**Selected excerpt:**
★ ★ ★ ★
I will say though that there is additional evidence in other sectors of healthcare work, private equity is active, so hospitals and nursing homes. And the evidence there is a little bit more robust. In those sectors, private equity acquisitions are also associated with increased utilization. But we also see other changes that might happen. For example, service lines that hospitals offer may end up sort of tending towards more profitable services like procedures rather than mental health services. In nursing homes, what happens after private equity acquires nursing homes is that there are decreases in staffing, there’s increases in antipsychotic prescriptions or sedation, and there’s even a 10% mortality increase in Medicare patients in these nursing homes. These are few and far studies overall, but it is providing a little bit more evidence so that we can pursue these questions more robustly.

Miller:  You found that these private equity firm owned groups are actually charging more. They’re asking for more reimbursements from insurance companies. Are these firms, then overall, driving up the cost of healthcare in the US?

Zhu:  We did find that. And it was actually quite surprising in terms of the size of these changes too. So practice is charged. We found that practice is charged insurance about 20% more per claim, which averaged to about $71. And then they also increased, on average, the allowed amounts per claim, which is really the negotiated price that insurers will pay for a particular service. So they charge more and they got paid more. And I think the question is what happens when there’s higher spending? I think the main thing, and the takeaway here, is that higher spending ultimately will be borne by the patients, potentially in the form of higher insurance premiums, in higher out of pocket costs and copays. Where this ends is sort of hard to tell. But certainly higher spending when there is no need for higher spending is a concern for the health system at large.

Miller:  If someone goes to a dermatology clinic, is there any way for them to know who owns that clinic, if it’s the doctors they’re seeing or CalPERS?
★ ★ ★ ★
**Required tasks:**
(a) According to the interview on private equity in healthcare, how much more per claim did practices charge insurance?
(b) Extend the interview on private equity in healthcare, picking up after its final line.

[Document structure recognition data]
★ ★ ★ ★
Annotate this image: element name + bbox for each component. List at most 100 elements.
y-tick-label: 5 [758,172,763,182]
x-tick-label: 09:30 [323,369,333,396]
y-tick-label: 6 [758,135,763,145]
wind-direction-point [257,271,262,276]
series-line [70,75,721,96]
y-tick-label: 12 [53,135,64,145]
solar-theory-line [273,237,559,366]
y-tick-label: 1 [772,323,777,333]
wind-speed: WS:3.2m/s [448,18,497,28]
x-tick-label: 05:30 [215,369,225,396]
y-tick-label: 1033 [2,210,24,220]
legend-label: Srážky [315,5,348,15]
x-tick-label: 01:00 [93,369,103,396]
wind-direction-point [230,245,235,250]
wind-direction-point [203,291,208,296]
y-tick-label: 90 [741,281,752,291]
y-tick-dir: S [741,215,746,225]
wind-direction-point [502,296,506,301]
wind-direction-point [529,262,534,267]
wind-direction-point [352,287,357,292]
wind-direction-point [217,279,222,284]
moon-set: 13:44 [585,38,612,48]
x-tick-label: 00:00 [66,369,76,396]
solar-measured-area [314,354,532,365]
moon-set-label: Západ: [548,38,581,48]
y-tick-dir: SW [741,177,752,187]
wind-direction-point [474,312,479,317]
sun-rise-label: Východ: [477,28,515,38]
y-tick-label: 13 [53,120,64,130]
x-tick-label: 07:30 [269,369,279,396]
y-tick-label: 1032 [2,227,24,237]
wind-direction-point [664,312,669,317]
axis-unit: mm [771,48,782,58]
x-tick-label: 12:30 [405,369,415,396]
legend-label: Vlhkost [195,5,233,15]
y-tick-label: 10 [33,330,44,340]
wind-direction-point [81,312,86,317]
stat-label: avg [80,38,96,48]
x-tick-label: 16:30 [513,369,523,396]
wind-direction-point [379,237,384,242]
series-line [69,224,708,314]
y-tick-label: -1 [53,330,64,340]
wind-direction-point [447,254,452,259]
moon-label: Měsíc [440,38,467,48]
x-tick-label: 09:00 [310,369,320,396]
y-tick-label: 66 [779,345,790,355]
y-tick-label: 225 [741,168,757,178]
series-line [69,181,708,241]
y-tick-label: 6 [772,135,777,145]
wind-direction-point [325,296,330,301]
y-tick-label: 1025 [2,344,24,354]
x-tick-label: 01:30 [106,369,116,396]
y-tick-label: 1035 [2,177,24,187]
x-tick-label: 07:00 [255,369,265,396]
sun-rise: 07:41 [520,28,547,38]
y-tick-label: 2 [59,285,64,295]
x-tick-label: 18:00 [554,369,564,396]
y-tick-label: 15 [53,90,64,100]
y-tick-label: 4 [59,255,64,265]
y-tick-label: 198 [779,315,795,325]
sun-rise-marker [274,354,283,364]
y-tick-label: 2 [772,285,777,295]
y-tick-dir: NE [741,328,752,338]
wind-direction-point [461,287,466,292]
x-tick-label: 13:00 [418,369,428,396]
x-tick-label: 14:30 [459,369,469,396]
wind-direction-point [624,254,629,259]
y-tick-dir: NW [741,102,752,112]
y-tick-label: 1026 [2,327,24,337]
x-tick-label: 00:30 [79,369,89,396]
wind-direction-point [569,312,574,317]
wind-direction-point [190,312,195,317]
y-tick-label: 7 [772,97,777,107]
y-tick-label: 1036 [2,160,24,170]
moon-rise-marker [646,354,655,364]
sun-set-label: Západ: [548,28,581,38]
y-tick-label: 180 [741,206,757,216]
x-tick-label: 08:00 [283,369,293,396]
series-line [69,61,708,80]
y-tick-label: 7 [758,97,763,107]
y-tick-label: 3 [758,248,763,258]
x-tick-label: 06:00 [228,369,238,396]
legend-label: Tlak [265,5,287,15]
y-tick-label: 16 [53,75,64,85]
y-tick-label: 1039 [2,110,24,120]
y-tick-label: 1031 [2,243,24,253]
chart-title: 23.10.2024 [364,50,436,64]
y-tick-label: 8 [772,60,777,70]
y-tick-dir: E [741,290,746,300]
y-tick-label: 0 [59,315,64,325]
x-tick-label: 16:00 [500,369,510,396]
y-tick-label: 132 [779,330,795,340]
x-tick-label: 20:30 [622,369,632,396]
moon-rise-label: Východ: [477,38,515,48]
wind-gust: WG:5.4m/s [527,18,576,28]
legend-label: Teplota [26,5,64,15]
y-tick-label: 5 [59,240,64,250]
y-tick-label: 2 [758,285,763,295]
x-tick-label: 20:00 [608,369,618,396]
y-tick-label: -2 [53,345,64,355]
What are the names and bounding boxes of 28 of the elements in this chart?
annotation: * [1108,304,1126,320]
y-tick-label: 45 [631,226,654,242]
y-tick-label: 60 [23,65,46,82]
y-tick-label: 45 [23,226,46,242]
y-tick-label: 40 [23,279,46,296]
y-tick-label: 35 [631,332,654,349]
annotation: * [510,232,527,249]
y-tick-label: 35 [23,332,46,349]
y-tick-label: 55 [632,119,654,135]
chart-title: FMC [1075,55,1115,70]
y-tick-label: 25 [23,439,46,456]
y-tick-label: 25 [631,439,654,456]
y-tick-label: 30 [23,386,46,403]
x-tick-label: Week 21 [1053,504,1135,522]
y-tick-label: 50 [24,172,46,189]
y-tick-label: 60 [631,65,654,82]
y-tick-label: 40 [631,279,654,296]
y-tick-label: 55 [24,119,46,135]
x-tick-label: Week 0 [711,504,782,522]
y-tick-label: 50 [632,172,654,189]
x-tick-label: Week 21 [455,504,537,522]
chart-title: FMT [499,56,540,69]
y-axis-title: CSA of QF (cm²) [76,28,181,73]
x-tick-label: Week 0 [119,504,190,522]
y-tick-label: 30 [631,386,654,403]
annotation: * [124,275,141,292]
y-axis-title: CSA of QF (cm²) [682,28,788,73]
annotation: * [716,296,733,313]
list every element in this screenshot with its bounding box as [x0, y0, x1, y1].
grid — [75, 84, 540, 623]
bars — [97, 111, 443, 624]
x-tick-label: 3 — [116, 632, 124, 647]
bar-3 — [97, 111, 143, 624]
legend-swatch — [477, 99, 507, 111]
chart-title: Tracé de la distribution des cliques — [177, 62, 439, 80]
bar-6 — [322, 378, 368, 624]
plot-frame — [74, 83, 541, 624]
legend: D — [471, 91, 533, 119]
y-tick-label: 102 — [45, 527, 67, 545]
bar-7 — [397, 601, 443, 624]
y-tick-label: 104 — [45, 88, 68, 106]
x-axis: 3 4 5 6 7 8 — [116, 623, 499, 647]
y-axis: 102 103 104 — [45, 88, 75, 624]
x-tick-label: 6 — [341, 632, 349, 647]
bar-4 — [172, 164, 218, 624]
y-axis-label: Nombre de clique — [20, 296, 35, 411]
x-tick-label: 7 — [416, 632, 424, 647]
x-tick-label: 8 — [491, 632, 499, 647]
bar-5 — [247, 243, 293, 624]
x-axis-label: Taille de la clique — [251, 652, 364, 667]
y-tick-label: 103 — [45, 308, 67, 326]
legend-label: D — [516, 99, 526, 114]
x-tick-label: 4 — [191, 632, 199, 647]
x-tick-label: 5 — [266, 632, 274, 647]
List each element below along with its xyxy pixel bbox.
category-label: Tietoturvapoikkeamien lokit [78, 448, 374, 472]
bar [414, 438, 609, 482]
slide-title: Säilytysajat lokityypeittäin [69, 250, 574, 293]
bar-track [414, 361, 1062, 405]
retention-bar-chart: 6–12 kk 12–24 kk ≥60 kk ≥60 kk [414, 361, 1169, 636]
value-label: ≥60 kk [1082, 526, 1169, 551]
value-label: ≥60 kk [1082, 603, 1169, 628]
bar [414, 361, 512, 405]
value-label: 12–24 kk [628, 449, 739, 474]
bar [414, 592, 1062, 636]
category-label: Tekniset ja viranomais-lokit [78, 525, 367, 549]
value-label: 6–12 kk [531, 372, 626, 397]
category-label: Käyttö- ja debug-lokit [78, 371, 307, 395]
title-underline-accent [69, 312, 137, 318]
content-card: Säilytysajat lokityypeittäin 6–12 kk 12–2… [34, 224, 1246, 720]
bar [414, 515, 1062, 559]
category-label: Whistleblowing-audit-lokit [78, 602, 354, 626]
★ ★ ★ ★
**Answers to each task:**
(a) About 20% more per claim, which averaged to about $71.

(b)
Zhu:  This is something that I’m particularly concerned about because of the research that we’re doing in this space. I’ll just say there is definitely a need for greater transparency here. Private equity firms aren’t required to announce acquisitions at all. And so a lot of the transactions that take place are voluntarily offered by private equity firms in the form of press releases. And so the data that we have available probably underestimates private equity activity already. So the question about patients is a really good one. Not only do most patients not know when their doctor’s office gets bought out by a corporation or a private equity firm or whatnot. But even my friends and colleagues, whose practices get bought out, they’re working there [and] they may not know until the actual transaction happens due to the use of nondisclosure agreements.

Miller:  You looked at national data, but do you have a sense for how much this is happening in Oregon?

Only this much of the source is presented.